Dataset content:
===============

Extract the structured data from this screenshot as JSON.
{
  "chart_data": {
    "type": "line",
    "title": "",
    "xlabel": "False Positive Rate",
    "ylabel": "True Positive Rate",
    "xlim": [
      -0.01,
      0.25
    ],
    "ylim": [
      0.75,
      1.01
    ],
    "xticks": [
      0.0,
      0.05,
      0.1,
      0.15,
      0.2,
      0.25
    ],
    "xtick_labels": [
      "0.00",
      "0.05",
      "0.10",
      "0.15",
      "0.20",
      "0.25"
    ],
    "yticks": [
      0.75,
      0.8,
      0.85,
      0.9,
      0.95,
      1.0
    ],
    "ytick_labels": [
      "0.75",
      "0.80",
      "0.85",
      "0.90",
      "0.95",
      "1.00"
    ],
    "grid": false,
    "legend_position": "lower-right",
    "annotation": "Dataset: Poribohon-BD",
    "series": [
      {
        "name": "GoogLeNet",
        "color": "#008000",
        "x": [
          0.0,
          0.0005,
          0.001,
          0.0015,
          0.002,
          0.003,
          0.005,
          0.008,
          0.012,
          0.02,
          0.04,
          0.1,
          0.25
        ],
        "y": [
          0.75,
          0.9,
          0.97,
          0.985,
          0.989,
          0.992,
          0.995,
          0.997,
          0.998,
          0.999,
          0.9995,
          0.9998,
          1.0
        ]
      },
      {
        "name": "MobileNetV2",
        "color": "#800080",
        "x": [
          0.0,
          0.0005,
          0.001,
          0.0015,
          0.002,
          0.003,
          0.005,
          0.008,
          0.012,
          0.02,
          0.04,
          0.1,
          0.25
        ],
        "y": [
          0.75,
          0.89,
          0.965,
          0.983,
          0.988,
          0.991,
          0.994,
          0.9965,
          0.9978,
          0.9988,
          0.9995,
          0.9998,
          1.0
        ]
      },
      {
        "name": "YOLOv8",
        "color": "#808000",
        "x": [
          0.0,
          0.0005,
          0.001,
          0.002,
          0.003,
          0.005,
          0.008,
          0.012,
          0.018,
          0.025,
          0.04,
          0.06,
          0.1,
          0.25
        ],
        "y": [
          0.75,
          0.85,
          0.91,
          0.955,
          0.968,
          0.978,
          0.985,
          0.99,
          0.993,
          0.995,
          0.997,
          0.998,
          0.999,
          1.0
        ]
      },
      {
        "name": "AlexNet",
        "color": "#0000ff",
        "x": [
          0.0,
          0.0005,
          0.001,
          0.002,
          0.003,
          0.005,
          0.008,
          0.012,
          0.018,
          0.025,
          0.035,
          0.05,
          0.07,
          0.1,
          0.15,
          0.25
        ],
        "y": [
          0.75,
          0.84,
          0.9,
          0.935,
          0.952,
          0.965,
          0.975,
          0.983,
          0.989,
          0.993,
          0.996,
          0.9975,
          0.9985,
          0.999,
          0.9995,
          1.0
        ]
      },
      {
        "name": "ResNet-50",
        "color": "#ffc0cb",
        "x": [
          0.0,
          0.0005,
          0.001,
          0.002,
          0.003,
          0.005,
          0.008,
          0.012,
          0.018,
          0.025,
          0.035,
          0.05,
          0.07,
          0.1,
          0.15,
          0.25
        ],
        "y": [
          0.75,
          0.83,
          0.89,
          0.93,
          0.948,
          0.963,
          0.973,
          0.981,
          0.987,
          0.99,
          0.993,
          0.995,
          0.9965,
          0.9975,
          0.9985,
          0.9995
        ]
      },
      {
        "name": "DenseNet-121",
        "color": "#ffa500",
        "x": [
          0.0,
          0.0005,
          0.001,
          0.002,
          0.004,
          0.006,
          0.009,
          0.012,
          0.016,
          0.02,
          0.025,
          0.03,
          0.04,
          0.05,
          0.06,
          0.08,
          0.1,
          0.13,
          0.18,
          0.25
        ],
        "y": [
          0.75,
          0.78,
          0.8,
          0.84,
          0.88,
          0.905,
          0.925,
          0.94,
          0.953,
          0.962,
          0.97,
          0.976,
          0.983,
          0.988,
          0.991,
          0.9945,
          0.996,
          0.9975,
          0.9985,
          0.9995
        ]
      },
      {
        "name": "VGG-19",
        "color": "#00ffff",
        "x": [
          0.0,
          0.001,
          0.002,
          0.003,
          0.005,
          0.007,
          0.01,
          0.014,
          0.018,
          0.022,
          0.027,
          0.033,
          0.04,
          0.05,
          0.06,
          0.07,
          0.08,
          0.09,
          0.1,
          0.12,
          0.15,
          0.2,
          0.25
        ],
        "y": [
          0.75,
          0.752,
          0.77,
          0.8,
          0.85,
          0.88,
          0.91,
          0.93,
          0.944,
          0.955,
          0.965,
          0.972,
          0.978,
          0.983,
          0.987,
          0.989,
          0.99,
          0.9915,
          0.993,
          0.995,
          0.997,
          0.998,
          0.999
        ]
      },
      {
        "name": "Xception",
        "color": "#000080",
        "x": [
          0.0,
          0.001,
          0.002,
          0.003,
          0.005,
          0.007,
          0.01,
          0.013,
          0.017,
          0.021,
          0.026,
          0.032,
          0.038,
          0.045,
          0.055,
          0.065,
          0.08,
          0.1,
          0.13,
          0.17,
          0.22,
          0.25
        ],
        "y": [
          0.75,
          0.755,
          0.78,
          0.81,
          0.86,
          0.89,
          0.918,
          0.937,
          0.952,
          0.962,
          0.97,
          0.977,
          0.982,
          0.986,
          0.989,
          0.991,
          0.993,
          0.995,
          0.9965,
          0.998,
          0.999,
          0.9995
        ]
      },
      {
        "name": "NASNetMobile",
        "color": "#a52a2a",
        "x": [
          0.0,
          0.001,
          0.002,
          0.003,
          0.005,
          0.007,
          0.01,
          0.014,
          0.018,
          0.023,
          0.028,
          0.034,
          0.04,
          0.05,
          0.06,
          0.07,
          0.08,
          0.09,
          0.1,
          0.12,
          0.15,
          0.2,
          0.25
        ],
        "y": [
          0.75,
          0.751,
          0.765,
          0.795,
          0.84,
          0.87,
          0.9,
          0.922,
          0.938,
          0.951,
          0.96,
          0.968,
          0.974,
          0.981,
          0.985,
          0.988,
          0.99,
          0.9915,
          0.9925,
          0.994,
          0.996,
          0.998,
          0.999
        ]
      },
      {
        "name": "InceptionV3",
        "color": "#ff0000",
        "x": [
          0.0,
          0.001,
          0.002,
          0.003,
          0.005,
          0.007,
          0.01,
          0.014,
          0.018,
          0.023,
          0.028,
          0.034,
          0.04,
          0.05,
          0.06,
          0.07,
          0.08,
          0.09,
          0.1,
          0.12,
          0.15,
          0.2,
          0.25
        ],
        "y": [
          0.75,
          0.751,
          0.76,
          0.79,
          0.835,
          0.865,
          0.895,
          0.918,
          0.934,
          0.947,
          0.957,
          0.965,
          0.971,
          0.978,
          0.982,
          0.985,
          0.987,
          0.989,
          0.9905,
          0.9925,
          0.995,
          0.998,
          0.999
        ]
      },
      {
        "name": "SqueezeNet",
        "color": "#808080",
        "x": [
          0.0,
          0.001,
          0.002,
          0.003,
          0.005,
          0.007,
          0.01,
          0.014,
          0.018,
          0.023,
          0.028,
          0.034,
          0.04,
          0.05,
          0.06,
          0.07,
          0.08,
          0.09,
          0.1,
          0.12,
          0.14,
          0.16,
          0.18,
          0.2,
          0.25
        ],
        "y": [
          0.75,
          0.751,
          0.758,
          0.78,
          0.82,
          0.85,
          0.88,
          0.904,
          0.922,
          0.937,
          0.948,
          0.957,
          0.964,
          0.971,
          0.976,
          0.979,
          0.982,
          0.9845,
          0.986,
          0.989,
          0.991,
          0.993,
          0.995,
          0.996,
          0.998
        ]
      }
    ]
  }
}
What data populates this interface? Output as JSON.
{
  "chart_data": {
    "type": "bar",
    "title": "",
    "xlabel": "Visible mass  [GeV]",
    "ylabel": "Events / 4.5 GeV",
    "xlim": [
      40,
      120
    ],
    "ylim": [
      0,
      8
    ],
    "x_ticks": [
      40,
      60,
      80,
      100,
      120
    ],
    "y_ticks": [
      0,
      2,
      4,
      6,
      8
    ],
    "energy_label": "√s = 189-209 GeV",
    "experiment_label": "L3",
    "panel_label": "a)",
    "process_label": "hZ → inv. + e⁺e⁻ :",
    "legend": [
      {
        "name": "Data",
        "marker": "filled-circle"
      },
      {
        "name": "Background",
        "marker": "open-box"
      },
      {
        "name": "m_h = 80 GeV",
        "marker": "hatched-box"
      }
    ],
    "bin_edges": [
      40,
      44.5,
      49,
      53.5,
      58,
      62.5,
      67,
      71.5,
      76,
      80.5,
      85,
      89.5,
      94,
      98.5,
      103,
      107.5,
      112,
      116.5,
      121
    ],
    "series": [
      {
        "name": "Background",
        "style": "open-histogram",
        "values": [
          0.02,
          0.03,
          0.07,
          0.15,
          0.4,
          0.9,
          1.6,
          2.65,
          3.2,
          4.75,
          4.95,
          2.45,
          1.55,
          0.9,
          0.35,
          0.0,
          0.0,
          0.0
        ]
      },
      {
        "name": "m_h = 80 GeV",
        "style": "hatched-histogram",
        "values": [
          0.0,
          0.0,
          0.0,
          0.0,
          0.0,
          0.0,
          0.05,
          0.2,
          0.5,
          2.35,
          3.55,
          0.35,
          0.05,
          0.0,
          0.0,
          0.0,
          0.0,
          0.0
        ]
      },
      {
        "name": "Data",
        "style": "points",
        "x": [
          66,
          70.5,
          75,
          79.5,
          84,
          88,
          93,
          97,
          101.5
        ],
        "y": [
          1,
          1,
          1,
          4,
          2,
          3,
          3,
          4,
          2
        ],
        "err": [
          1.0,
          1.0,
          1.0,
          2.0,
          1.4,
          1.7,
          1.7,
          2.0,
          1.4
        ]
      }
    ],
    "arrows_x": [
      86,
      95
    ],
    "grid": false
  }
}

===============

Aim:
Search the lines above for the string "Positive", then show every one that has it.

Finished exercise:
    "xlabel": "False Positive Rate",
    "ylabel": "True Positive Rate",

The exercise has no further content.